#### Document excerpt
Fig. 1

A. Schematic illustration of the experimental procedure. Sleep was monitored under various light/dark regimes. B-F’. Sleep of 5–6 dpf larvae under an 14 h light/ 10 h dark cycle (B, B’, p = 8×10⁻⁴⁰), 14 h light/ 2 h dark cycle (C, C’, p = 3×10⁻⁹⁴), 14 h light/ 4 h dark cycle (D, D’, p = 4×10⁻⁶⁶), 14 h light/ 6 h dark cycle (E, E’, p = 1×10⁻⁸³), 14 h light/ 8 h dark cycle (F, F’, p = 2×10⁻⁵⁹). The bar charts represent the average sleep time for each time bin. G. Average sleep time of all groups in the first 5 h of the 2^nd day. *p < 0.05, **p < 0.01, two-tailed t-test: two samples assuming unequal variance. H. Dorsal view of 6 dpf larvae. Dashed box showing the dorsal pallium (DP) area analyzed in J-N. I. Representative neuron nuclei stained with DAPI and γH2AX in the DP during the morning (ZT4) and the end of the day (ZT14). Scale bar = 5 μm. J-N. The levels of DNA damage in single neuronal nuclei over 34 h. All time points were compared to the baseline levels of the first day (5 dpf). J. 14 h light/10 h dark cycle, p = 1.9×10⁻³⁵. K. 14 h light/ 2 hr dark cycle, p = 1.8×10⁻³⁹. L. 14 h light/ 4 h dark cycle, p = 2.2×10⁻³³. M. 14 h light/ 6 h dark cycle, p = 8.1×10⁻³⁸. N. 14 h light/ 8 h dark cycle, p = 4.5×10⁻⁴⁴. Letters indicate significant differences (p < 0.05), one-way ANOVA followed by Tukey’s test (B’-F’, J-N). Data show means ± SEM (B’-F’, G) or boxplots (B-F, J-N). Blue line represents mean. Red crosses indicate outliers. n=number of animals (B’-F’) or cells (J-N). ZT–zeitgeber time.

#### Material supplied
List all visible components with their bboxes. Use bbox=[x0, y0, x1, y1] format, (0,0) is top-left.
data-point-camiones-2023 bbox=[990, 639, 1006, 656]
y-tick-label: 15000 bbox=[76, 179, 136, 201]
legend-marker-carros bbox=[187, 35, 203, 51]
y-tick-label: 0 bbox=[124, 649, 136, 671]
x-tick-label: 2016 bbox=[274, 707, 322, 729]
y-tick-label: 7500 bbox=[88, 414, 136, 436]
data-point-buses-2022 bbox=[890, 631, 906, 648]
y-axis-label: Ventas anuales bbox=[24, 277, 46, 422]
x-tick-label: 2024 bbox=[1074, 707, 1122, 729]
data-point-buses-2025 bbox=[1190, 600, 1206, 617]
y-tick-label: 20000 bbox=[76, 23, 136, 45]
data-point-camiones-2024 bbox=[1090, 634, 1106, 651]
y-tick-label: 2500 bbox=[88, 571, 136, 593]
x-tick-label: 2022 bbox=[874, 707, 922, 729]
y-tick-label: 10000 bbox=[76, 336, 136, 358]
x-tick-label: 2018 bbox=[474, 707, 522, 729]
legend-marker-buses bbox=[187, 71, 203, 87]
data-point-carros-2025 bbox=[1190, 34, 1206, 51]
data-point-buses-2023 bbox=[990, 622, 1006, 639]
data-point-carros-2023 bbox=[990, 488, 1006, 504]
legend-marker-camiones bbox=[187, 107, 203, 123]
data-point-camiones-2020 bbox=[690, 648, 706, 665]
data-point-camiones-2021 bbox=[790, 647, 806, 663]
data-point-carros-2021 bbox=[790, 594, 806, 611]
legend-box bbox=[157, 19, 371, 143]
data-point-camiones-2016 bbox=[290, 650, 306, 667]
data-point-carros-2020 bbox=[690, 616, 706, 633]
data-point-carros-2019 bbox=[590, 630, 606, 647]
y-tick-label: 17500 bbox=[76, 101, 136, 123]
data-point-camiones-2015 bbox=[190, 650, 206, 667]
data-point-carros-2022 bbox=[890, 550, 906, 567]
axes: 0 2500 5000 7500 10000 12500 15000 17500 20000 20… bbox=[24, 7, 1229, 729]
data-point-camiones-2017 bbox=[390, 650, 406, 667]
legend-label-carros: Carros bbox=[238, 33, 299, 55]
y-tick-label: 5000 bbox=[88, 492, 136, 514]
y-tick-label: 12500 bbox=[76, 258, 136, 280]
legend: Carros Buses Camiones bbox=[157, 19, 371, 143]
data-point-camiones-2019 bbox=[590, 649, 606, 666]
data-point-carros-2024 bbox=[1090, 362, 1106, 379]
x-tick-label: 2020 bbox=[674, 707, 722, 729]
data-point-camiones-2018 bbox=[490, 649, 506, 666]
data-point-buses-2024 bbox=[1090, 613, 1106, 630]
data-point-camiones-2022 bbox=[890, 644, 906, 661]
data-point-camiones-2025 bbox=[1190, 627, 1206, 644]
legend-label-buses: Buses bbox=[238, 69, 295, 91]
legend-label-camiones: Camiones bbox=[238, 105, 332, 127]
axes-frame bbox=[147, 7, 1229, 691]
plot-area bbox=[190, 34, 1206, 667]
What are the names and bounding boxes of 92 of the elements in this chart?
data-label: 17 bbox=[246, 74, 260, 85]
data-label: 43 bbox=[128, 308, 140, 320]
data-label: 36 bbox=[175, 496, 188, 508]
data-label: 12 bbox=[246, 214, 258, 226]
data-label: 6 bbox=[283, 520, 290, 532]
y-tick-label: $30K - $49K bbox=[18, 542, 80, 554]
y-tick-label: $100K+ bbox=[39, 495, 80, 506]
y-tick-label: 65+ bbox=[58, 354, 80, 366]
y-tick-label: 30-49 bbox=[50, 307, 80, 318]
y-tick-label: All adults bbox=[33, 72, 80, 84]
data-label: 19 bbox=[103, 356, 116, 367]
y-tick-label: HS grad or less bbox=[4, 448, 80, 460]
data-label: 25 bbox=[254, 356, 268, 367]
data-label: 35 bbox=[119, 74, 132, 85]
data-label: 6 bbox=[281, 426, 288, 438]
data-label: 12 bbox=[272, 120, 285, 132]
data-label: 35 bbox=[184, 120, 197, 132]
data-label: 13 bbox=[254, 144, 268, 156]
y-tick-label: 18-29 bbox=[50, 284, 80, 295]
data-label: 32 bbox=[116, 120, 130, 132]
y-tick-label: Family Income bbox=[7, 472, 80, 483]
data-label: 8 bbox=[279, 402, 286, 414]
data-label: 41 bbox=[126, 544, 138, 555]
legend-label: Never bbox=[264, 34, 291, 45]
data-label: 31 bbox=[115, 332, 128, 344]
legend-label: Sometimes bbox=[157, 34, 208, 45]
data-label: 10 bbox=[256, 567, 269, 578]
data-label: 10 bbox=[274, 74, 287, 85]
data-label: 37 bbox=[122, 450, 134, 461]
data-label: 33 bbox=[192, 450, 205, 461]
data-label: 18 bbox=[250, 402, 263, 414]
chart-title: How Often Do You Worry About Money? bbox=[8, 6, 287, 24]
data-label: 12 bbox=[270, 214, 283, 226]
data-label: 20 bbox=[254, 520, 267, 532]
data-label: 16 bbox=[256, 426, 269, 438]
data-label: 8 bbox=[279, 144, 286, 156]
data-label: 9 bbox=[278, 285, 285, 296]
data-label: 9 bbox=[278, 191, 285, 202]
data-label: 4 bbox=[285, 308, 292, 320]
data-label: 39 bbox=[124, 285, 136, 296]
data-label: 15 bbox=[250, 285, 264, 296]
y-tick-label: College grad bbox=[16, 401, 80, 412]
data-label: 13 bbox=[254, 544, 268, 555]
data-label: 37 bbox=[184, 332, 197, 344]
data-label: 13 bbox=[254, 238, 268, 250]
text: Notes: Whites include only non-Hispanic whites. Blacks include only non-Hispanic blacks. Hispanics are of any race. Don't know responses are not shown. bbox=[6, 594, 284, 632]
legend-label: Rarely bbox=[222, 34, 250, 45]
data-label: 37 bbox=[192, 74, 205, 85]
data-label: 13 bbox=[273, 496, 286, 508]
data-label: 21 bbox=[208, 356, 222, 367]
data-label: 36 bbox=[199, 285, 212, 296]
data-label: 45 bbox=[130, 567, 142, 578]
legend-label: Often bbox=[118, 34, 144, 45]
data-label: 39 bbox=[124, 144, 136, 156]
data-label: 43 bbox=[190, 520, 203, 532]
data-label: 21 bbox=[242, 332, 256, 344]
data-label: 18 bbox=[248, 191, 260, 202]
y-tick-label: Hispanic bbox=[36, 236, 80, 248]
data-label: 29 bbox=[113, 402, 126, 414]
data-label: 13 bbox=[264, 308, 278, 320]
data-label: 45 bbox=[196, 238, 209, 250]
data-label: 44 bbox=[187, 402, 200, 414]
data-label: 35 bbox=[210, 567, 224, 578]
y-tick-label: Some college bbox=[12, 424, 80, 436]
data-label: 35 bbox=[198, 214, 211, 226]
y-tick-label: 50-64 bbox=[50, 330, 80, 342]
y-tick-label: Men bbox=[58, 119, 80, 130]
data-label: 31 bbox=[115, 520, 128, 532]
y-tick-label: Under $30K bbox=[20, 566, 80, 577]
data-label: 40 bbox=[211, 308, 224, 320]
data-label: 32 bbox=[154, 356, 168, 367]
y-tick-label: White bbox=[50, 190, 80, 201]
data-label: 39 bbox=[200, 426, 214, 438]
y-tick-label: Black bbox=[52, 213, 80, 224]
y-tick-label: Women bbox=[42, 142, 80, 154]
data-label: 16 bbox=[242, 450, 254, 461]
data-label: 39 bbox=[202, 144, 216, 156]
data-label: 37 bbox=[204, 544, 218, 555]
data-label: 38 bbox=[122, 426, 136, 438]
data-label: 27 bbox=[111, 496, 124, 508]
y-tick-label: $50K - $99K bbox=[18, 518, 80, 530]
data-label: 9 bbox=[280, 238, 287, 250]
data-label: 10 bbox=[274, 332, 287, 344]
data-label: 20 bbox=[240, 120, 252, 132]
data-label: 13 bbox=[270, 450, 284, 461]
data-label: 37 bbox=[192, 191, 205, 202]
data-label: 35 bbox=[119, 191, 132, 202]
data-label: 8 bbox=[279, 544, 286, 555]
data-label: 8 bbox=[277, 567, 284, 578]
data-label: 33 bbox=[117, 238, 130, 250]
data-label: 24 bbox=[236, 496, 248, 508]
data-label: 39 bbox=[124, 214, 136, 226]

#### Set of tasks
**1)** List every light/dark cycle under which the figure legend reports monitoring larval sleep.
**2)** According to the figure legend, which two stains were applied to the neuron nuclei shown in panel I?
The items have no role in this exercise.

#### Outputs by task
**1)**
14 h light/10 h dark
14 h light/2 h dark
14 h light/4 h dark
14 h light/6 h dark
14 h light/8 h dark

**2)** DAPI and γH2AX.